→ Dataset excerpts:
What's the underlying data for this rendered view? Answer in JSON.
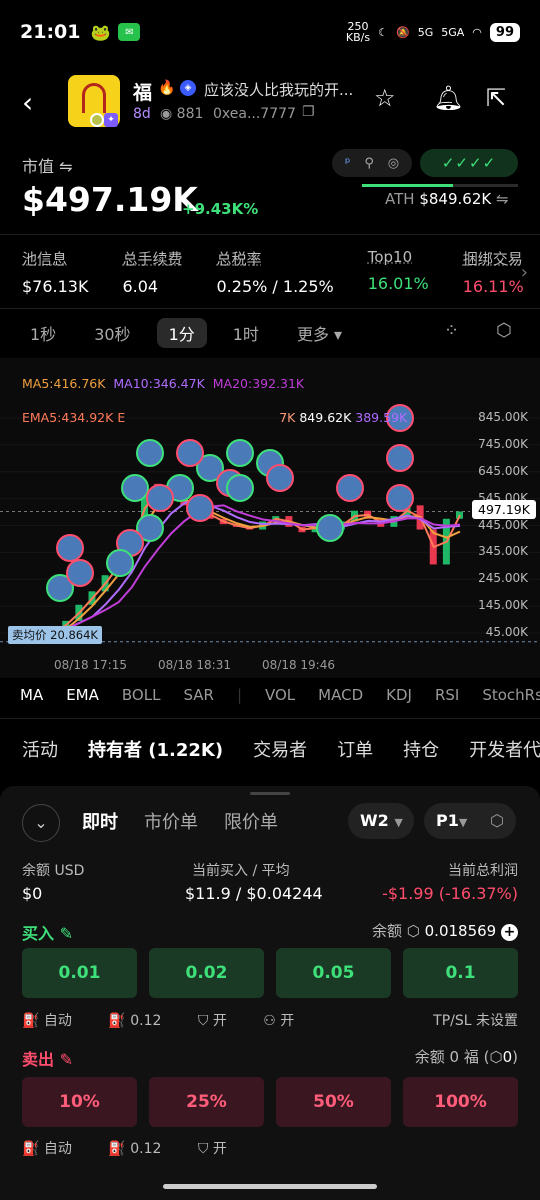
{
  "status": {
    "time": "21:01",
    "net_speed_top": "250",
    "net_speed_unit": "KB/s",
    "signal1": "5G",
    "signal2": "5GA",
    "battery": "99"
  },
  "token": {
    "name": "福",
    "description": "应该没人比我玩的开...",
    "age": "8d",
    "views": "881",
    "address": "0xea...7777"
  },
  "market": {
    "label": "市值",
    "value": "$497.19K",
    "change": "+9.43K%",
    "ath_label": "ATH",
    "ath_value": "$849.62K",
    "ath_progress": 0.585,
    "checks": "✓✓✓✓"
  },
  "stats": [
    {
      "label": "池信息",
      "value": "$76.13K",
      "color": "#ffffff"
    },
    {
      "label": "总手续费",
      "value": "6.04",
      "color": "#ffffff"
    },
    {
      "label": "总税率",
      "value": "0.25% / 1.25%",
      "color": "#ffffff"
    },
    {
      "label": "Top10",
      "value": "16.01%",
      "color": "#3ee07a"
    },
    {
      "label": "捆绑交易",
      "value": "16.11%",
      "color": "#ff4d6d"
    }
  ],
  "timeframes": [
    "1秒",
    "30秒",
    "1分",
    "1时",
    "更多"
  ],
  "active_timeframe": "1分",
  "chart_data": {
    "type": "line",
    "ma_legend": {
      "ma5": "MA5:416.76K",
      "ma10": "MA10:346.47K",
      "ma20": "MA20:392.31K"
    },
    "ema_legend": {
      "ema5": "EMA5:434.92K",
      "ema_rest": "E",
      "ath_marker": "849.62K",
      "ema20": "389.59K",
      "ema_mid": "7K"
    },
    "y_ticks": [
      "845.00K",
      "745.00K",
      "645.00K",
      "545.00K",
      "445.00K",
      "345.00K",
      "245.00K",
      "145.00K",
      "45.00K"
    ],
    "x_ticks": [
      "08/18 17:15",
      "08/18 18:31",
      "08/18 19:46"
    ],
    "sell_avg": "卖均价 20.864K",
    "current_price": "497.19K",
    "price_series": [
      30,
      60,
      90,
      150,
      200,
      260,
      330,
      420,
      600,
      540,
      560,
      520,
      500,
      470,
      450,
      440,
      430,
      460,
      480,
      440,
      420,
      450,
      430,
      460,
      500,
      470,
      440,
      480,
      520,
      430,
      300,
      470,
      497
    ],
    "colors": {
      "ma5": "#f0a040",
      "ma10": "#b06cff",
      "ma20": "#c03dd8",
      "ema5": "#ff7a59"
    }
  },
  "indicators": [
    "MA",
    "EMA",
    "BOLL",
    "SAR",
    "VOL",
    "MACD",
    "KDJ",
    "RSI",
    "StochRsi"
  ],
  "tabs": [
    "活动",
    "持有者 (1.22K)",
    "交易者",
    "订单",
    "持仓",
    "开发者代币"
  ],
  "order": {
    "tabs": [
      "即时",
      "市价单",
      "限价单"
    ],
    "wallet": "W2",
    "preset": "P1",
    "balance_label": "余额 USD",
    "balance_value": "$0",
    "current_buy_label": "当前买入 / 平均",
    "current_buy_value": "$11.9 / $0.04244",
    "pnl_label": "当前总利润",
    "pnl_value": "-$1.99 (-16.37%)",
    "buy_label": "买入",
    "buy_balance_label": "余额",
    "buy_balance_value": "0.018569",
    "buy_amounts": [
      "0.01",
      "0.02",
      "0.05",
      "0.1"
    ],
    "auto_label": "自动",
    "gas": "0.12",
    "on_label": "开",
    "tpsl": "TP/SL 未设置",
    "sell_label": "卖出",
    "sell_balance": "余额 0 福",
    "sell_balance_extra": "0",
    "sell_amounts": [
      "10%",
      "25%",
      "50%",
      "100%"
    ]
  }
}
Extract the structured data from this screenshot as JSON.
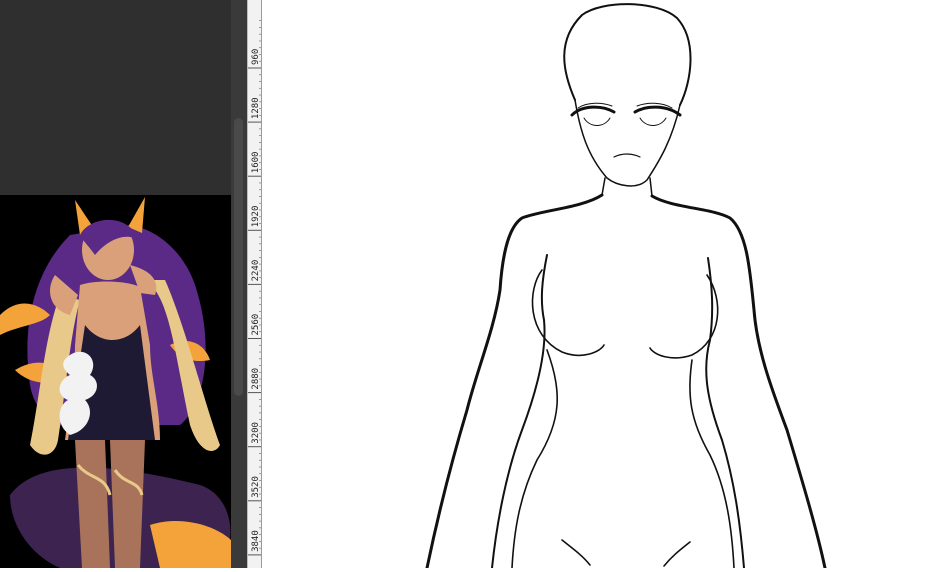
{
  "panel": {
    "reference_image": "character-reference-illustration",
    "colors": {
      "panel_bg": "#2f2f2f",
      "reference_bg": "#000000",
      "hair": "#5b2a86",
      "hair_tip": "#f4a23a",
      "skin": "#d9a07a",
      "dress": "#1f1a33",
      "ribbon": "#f2f2f2"
    }
  },
  "ruler": {
    "orientation": "vertical",
    "labels": [
      "960",
      "1280",
      "1600",
      "1920",
      "2240",
      "2560",
      "2880",
      "3200",
      "3520",
      "3840"
    ]
  },
  "canvas": {
    "content": "line-art-figure-sketch",
    "colors": {
      "background": "#ffffff",
      "line": "#111111"
    }
  }
}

→ Aim of the task: Extract the lines beginning with the one that contains "Extract the structured" and ending with the last line of the listing. Keep them exact and drop the pictures.

→ Worked answer:
Extract the structured data from this screenshot as JSON.
{
  "panel": {
    "reference_image": "character-reference-illustration",
    "colors": {
      "panel_bg": "#2f2f2f",
      "reference_bg": "#000000",
      "hair": "#5b2a86",
      "hair_tip": "#f4a23a",
      "skin": "#d9a07a",
      "dress": "#1f1a33",
      "ribbon": "#f2f2f2"
    }
  },
  "ruler": {
    "orientation": "vertical",
    "labels": [
      "960",
      "1280",
      "1600",
      "1920",
      "2240",
      "2560",
      "2880",
      "3200",
      "3520",
      "3840"
    ]
  },
  "canvas": {
    "content": "line-art-figure-sketch",
    "colors": {
      "background": "#ffffff",
      "line": "#111111"
    }
  }
}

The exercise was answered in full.